**Directions for this task**.
For the entries that follow, report how many lines include the word "Beschäftigungstherapie" and add nothing.

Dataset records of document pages
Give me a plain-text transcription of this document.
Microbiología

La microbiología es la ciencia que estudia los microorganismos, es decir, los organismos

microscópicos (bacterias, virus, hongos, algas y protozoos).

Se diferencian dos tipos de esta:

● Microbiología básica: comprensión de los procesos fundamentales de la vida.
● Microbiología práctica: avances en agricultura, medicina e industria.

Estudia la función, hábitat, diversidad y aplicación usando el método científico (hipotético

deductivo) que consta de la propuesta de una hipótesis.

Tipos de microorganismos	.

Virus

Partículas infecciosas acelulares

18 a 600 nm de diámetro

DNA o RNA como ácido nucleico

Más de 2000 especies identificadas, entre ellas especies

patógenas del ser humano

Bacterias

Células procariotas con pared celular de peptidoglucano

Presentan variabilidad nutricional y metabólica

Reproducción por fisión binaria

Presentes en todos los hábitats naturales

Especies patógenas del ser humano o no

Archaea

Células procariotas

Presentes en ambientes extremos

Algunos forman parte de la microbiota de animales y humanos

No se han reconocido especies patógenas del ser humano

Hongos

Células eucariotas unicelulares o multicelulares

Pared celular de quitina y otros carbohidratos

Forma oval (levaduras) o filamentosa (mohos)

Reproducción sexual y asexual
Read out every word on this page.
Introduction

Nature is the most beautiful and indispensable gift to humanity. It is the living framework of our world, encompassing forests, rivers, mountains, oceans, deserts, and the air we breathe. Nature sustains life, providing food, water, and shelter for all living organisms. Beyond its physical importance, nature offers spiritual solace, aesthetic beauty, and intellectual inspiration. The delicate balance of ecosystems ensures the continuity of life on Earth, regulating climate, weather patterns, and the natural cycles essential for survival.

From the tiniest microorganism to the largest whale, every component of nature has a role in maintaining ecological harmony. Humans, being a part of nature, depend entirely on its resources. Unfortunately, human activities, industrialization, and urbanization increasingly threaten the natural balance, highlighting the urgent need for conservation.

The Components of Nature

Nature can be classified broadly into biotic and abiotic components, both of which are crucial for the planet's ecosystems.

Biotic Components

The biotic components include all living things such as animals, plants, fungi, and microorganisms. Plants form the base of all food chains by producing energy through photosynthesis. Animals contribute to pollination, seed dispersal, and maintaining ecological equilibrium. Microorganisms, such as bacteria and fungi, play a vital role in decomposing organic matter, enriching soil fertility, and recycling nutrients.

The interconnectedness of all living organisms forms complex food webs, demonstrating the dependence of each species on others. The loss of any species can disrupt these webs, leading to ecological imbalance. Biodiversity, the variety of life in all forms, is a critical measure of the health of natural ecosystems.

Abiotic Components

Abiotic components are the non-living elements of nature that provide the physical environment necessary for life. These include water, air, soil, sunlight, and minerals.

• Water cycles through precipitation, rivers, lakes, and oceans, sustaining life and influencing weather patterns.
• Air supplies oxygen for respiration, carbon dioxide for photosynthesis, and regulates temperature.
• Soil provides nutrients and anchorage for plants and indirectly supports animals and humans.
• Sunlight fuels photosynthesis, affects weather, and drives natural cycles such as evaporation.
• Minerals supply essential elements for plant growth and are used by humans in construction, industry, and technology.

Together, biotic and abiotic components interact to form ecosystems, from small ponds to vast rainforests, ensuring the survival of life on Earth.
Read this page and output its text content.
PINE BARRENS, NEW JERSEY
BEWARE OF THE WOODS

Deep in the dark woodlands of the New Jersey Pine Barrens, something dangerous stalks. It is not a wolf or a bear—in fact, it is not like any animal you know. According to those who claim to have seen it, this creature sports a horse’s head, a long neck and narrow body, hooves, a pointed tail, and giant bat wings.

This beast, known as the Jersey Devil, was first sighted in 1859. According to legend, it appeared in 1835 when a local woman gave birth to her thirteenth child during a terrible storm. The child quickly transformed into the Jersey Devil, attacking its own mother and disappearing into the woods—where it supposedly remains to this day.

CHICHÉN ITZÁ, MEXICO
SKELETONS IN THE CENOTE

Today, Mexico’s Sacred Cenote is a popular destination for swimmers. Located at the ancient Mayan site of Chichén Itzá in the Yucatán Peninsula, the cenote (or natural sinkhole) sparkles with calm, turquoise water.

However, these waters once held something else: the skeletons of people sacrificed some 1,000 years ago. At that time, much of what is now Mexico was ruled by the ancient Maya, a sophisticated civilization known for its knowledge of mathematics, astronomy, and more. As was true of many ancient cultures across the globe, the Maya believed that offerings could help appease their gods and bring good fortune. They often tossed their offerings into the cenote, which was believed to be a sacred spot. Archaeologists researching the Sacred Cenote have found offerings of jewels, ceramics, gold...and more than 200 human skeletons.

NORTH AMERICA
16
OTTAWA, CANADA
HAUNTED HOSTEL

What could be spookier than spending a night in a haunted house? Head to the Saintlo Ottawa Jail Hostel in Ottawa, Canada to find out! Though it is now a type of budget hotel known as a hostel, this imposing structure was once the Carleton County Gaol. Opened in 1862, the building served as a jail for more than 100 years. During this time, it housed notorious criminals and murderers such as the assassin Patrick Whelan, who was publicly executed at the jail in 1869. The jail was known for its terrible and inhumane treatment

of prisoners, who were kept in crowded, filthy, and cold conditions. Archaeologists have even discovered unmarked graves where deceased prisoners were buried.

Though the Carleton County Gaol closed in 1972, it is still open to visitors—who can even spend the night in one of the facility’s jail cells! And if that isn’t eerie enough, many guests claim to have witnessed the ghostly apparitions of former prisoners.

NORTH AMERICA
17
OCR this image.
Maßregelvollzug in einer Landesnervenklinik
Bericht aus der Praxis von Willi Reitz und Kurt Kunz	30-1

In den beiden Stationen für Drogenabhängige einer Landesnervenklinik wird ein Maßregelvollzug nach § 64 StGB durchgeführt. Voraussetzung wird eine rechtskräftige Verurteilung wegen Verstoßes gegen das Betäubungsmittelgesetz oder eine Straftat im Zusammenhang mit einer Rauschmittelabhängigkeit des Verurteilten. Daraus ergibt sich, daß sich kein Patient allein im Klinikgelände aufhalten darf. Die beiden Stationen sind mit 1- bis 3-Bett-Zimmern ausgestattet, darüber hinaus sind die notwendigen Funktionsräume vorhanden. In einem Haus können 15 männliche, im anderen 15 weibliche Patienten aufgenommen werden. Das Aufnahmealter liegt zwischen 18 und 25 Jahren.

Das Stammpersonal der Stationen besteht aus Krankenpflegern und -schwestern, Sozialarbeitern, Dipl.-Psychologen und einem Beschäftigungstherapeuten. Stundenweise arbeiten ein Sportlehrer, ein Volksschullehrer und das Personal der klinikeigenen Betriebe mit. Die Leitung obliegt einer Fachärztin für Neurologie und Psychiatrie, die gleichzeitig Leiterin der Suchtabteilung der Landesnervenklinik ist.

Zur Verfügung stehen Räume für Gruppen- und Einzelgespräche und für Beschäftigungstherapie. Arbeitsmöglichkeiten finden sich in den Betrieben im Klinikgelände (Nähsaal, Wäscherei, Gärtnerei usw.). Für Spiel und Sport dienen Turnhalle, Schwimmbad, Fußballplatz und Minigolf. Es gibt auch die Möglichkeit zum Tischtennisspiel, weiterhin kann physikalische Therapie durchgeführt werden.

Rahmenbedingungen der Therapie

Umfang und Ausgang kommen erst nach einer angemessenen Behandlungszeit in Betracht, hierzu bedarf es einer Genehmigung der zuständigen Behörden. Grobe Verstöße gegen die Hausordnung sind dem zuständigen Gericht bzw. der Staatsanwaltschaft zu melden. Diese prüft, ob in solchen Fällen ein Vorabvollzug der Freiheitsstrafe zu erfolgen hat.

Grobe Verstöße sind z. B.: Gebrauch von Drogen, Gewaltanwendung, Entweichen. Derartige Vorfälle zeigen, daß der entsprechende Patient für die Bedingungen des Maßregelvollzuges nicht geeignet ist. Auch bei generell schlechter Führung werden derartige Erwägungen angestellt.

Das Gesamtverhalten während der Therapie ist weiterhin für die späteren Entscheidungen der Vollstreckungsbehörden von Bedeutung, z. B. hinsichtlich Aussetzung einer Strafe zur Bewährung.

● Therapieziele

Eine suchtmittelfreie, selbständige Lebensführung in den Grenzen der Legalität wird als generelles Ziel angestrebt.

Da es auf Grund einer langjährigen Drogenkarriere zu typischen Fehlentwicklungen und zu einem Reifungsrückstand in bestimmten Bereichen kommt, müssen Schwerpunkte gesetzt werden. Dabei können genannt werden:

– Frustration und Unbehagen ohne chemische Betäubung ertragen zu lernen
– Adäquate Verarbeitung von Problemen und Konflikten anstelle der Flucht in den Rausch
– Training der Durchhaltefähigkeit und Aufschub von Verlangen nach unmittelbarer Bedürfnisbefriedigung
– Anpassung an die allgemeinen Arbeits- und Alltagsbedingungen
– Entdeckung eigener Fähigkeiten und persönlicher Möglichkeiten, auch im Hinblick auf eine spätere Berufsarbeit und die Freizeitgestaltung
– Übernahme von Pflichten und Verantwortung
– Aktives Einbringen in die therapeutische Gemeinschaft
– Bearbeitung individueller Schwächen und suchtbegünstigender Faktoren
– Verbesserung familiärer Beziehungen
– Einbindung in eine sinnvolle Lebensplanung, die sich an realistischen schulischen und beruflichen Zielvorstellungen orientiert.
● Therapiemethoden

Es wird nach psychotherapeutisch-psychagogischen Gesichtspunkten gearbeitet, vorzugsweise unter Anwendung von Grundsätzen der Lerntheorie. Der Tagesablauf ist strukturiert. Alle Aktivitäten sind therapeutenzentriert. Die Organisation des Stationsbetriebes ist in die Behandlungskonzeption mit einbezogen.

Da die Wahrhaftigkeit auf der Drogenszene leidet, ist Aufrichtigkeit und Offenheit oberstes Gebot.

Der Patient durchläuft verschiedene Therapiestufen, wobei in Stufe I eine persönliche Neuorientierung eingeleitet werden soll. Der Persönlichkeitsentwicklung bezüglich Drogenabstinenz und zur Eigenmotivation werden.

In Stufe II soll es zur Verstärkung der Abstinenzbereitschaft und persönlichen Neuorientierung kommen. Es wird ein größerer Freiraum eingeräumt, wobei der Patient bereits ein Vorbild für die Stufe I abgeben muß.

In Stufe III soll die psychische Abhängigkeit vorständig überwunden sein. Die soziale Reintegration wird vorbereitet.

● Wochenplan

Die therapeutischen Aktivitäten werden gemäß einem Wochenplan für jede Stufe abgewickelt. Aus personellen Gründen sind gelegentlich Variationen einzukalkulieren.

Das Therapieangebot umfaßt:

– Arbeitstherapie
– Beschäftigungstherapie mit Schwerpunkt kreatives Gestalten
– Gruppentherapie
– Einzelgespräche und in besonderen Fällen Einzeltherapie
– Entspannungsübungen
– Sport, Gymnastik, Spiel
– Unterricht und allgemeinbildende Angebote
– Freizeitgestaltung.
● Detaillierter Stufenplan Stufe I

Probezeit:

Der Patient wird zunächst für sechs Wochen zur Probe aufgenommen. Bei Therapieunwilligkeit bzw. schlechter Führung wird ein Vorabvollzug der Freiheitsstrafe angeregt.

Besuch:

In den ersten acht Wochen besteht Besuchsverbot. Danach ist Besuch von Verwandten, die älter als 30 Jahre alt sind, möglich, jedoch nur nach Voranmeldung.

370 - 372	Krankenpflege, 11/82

**Result of the exercise**.
2